> [What the exercise asks]: Copy the entries below exactly. Images do not belong in the copy.

> [Supplied data]:
--- begin ---

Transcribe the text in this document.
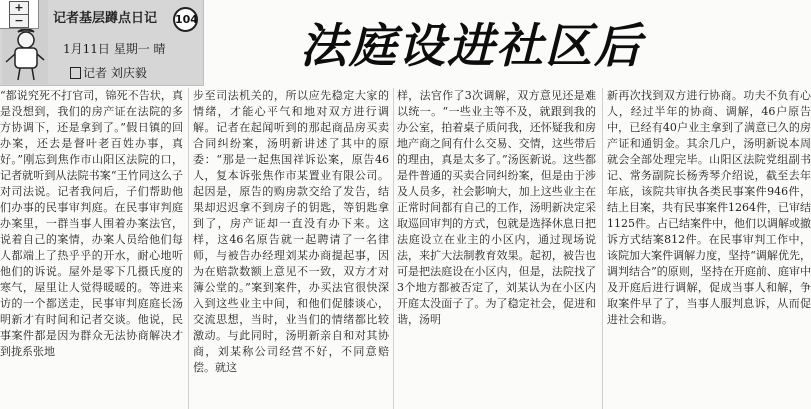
+
−	记者基层蹲点日记 104
1月11日 星期一 晴
记者 刘庆毅	法庭设进社区后
“都说究死不打官司，锦死不告状，真是没想到，我们的房产证在法院的多方协调下，还是拿到了。”假日镇的回办案，还去是督叶老百姓办事，真好。”刚忘到焦作市山阳区法院的口，记者就听到从法院书案“王竹同这么子对司法说。记者我问后，子们帮助他们办事的民事审判庭。在民事审判庭办案里，一群当事人围着办案法官，说着自己的案情，办案人员给他们每人都端上了热乎乎的开水，耐心地听他们的诉说。屋外是零下几摄氏度的寒气，屋里让人觉得暖暖的。等进来访的一个都送走，民事审判庭庭长汤明新才有时间和记者交谈。他说，民事案件都是因为群众无法协商解决才到拢系张地
步至司法机关的，所以应先稳定大家的情绪，才能心平气和地对双方进行调解。记者在起闻听到的那起商品房买卖合同纠纷案，汤明新讲述了其中的原委：“那是一起焦国祥诉讼案，原告46人，复本诉张焦作市某置业有限公司。起因是，原告的购房款交给了发告，结果却迟迟拿不到房子的钥匙，等钥匙拿到了，房产证却一直没有办下来。这样，这46名原告就一起聘请了一名律师，与被告办经理刘某办商提起事，因为在赔款数额上意见不一致，双方才对簿公堂的。”案到案件，办买法官很快深入到这些业主中间，和他们促膝谈心，交流思想，当时，业当们的情绪都比较激动。与此同时，汤明新亲自和对其协商，刘某称公司经营不好，不同意赔偿。就这
样，法官作了3次调解，双方意见还是难以统一。“一些业主等不及，就跟到我的办公室，拍着桌子质问我，还怀疑我和房地产商之间有什么交易、交情，这些带后的理由，真是太多了。”汤医新说。这些都是件普通的买卖合同纠纷案，但是由于涉及人员多，社会影响大，加上这些业主在正常时间都有自己的工作，汤明新决定采取巡回审判的方式，包就是选择休息日把法庭设立在业主的小区内，通过现场说法，来扩大法制教育效果。起初，被告也可是把法庭设在小区内，但是，法院找了3个地方都被否定了，刘某认为在小区内开庭太没面子了。为了稳定社会，促进和谐，汤明
新再次找到双方进行协商。功夫不负有心人，经过半年的协商、调解，46户原告中，已经有40户业主拿到了满意已久的房产证和通钥金。其余几户，汤明新说本周就会全部处理完毕。山阳区法院党组副书记、常务副院长杨秀琴介绍说，截至去年年底，该院共审执各类民事案件946件，结上目案，共有民事案件1264件，已审结1125件。占已结案件中，他们以调解或撤诉方式结案812件。在民事审判工作中，该院加大案件调解力度，坚持“调解优先，调判结合”的原则，坚持在开庭前、庭审中及开庭后进行调解，促成当事人和解，争取案件早了了，当事人服判息诉，从而促进社会和谐。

--- end ---

> [Response to this exercise]:
Transcribe the text in this document.
+
−	记者基层蹲点日记 104
1月11日 星期一 晴
记者 刘庆毅	法庭设进社区后
“都说究死不打官司，锦死不告状，真是没想到，我们的房产证在法院的多方协调下，还是拿到了。”假日镇的回办案，还去是督叶老百姓办事，真好。”刚忘到焦作市山阳区法院的口，记者就听到从法院书案“王竹同这么子对司法说。记者我问后，子们帮助他们办事的民事审判庭。在民事审判庭办案里，一群当事人围着办案法官，说着自己的案情，办案人员给他们每人都端上了热乎乎的开水，耐心地听他们的诉说。屋外是零下几摄氏度的寒气，屋里让人觉得暖暖的。等进来访的一个都送走，民事审判庭庭长汤明新才有时间和记者交谈。他说，民事案件都是因为群众无法协商解决才到拢系张地
步至司法机关的，所以应先稳定大家的情绪，才能心平气和地对双方进行调解。记者在起闻听到的那起商品房买卖合同纠纷案，汤明新讲述了其中的原委：“那是一起焦国祥诉讼案，原告46人，复本诉张焦作市某置业有限公司。起因是，原告的购房款交给了发告，结果却迟迟拿不到房子的钥匙，等钥匙拿到了，房产证却一直没有办下来。这样，这46名原告就一起聘请了一名律师，与被告办经理刘某办商提起事，因为在赔款数额上意见不一致，双方才对簿公堂的。”案到案件，办买法官很快深入到这些业主中间，和他们促膝谈心，交流思想，当时，业当们的情绪都比较激动。与此同时，汤明新亲自和对其协商，刘某称公司经营不好，不同意赔偿。就这
样，法官作了3次调解，双方意见还是难以统一。“一些业主等不及，就跟到我的办公室，拍着桌子质问我，还怀疑我和房地产商之间有什么交易、交情，这些带后的理由，真是太多了。”汤医新说。这些都是件普通的买卖合同纠纷案，但是由于涉及人员多，社会影响大，加上这些业主在正常时间都有自己的工作，汤明新决定采取巡回审判的方式，包就是选择休息日把法庭设立在业主的小区内，通过现场说法，来扩大法制教育效果。起初，被告也可是把法庭设在小区内，但是，法院找了3个地方都被否定了，刘某认为在小区内开庭太没面子了。为了稳定社会，促进和谐，汤明
新再次找到双方进行协商。功夫不负有心人，经过半年的协商、调解，46户原告中，已经有40户业主拿到了满意已久的房产证和通钥金。其余几户，汤明新说本周就会全部处理完毕。山阳区法院党组副书记、常务副院长杨秀琴介绍说，截至去年年底，该院共审执各类民事案件946件，结上目案，共有民事案件1264件，已审结1125件。占已结案件中，他们以调解或撤诉方式结案812件。在民事审判工作中，该院加大案件调解力度，坚持“调解优先，调判结合”的原则，坚持在开庭前、庭审中及开庭后进行调解，促成当事人和解，争取案件早了了，当事人服判息诉，从而促进社会和谐。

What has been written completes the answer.